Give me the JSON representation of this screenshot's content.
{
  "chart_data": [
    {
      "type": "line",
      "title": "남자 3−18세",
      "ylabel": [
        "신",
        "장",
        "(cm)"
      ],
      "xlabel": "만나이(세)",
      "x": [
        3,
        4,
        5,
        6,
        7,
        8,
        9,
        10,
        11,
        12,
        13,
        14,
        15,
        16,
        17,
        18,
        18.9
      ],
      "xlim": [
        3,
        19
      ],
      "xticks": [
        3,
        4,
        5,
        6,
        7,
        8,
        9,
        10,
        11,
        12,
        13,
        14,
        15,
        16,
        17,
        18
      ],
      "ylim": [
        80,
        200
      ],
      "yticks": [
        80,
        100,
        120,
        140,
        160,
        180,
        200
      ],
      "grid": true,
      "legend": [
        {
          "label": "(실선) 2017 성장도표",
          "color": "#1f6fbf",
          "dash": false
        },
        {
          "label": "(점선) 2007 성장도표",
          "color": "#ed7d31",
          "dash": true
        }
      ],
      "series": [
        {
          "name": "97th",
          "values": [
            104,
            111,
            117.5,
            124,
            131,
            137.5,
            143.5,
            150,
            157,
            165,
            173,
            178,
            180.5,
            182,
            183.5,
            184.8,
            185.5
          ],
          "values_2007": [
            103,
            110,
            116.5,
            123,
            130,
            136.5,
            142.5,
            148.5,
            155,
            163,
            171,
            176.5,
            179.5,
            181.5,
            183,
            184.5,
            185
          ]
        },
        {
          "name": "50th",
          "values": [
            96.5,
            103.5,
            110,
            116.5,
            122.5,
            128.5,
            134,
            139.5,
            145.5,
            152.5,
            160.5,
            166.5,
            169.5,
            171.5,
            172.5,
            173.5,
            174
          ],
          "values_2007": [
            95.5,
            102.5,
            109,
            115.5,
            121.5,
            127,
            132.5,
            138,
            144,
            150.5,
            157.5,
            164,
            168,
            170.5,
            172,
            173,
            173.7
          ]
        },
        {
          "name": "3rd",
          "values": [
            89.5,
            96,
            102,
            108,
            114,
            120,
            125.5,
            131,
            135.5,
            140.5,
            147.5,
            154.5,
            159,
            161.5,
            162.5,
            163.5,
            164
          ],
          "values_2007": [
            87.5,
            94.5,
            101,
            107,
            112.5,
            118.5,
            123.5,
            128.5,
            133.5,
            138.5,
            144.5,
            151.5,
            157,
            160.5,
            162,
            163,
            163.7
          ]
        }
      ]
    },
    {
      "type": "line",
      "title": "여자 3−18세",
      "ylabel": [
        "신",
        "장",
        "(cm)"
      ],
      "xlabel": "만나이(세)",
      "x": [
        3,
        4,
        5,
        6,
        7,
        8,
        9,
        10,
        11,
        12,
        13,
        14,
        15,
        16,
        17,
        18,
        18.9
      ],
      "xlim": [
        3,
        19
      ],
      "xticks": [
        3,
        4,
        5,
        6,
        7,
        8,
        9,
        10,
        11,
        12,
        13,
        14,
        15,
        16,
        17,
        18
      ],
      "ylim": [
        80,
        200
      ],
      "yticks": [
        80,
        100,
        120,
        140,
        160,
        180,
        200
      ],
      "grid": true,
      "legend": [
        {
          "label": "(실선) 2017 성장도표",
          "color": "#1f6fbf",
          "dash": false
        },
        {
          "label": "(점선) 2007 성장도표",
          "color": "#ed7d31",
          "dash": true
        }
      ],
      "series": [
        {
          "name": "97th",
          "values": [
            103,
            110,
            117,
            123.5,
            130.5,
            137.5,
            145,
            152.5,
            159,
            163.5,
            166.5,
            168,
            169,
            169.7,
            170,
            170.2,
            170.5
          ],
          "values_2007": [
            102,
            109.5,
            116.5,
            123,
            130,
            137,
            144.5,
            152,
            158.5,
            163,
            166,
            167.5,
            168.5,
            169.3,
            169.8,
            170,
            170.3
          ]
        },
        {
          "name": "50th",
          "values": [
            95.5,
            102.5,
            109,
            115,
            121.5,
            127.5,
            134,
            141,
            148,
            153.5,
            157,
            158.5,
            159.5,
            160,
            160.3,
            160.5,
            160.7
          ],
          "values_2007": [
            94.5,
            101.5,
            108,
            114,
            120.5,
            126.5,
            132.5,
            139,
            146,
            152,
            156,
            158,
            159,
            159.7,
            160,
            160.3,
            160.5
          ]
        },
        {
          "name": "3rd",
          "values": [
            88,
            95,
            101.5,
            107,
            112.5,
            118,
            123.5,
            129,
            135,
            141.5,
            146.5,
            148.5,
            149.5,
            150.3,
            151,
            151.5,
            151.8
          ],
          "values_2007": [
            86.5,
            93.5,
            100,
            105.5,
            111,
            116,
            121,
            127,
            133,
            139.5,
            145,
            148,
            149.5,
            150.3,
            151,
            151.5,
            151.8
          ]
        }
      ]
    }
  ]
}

****************************************

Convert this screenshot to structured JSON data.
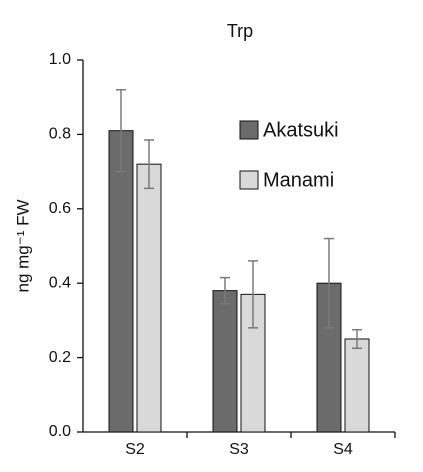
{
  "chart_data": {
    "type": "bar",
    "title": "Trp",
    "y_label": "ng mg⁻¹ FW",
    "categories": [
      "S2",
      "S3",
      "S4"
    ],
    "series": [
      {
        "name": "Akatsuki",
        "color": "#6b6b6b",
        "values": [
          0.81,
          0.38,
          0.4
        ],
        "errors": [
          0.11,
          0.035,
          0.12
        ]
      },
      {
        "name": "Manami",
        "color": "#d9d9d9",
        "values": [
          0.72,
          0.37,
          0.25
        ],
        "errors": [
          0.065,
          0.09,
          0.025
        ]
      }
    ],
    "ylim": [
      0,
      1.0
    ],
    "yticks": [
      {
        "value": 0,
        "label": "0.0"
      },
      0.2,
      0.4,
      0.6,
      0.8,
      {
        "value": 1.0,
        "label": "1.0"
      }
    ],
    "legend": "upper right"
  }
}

****************************************

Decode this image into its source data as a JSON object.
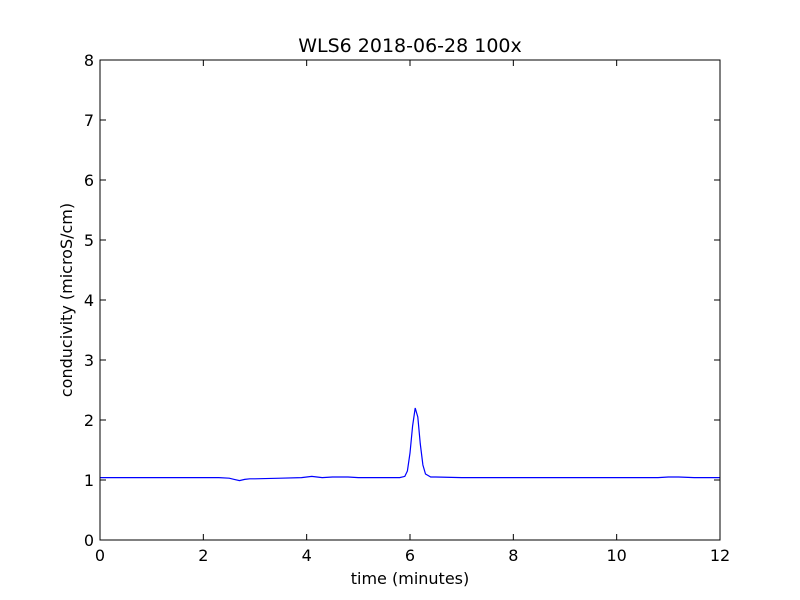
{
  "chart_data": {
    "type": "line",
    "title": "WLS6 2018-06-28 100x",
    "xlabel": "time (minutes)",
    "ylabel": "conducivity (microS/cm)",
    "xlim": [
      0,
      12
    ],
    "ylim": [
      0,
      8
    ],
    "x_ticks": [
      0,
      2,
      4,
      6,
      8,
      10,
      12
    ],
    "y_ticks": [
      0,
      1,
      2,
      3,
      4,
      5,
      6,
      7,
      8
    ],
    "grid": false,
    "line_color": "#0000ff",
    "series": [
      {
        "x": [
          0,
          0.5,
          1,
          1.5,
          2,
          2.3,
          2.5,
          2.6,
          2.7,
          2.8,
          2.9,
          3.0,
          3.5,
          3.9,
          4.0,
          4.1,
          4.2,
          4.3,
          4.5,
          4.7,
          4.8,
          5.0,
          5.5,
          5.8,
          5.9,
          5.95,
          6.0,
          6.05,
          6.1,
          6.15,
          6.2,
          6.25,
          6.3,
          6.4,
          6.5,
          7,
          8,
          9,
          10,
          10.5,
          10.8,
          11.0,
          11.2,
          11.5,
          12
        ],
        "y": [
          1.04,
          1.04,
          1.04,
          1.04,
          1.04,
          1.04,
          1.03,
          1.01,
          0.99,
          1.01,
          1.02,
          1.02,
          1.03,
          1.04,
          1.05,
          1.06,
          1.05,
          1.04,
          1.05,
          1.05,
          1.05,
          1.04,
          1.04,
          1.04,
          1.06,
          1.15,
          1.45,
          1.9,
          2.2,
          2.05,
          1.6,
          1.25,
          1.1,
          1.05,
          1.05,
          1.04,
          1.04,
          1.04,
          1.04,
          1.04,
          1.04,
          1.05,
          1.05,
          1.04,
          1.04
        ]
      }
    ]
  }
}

****************************************

## THE TASK
Copy each line holding the word "type" from the listing above.

## ANSWER TO THIS TASK
      "type": "line",
      "type": "line",
    "type": "bar",
    "type": "line",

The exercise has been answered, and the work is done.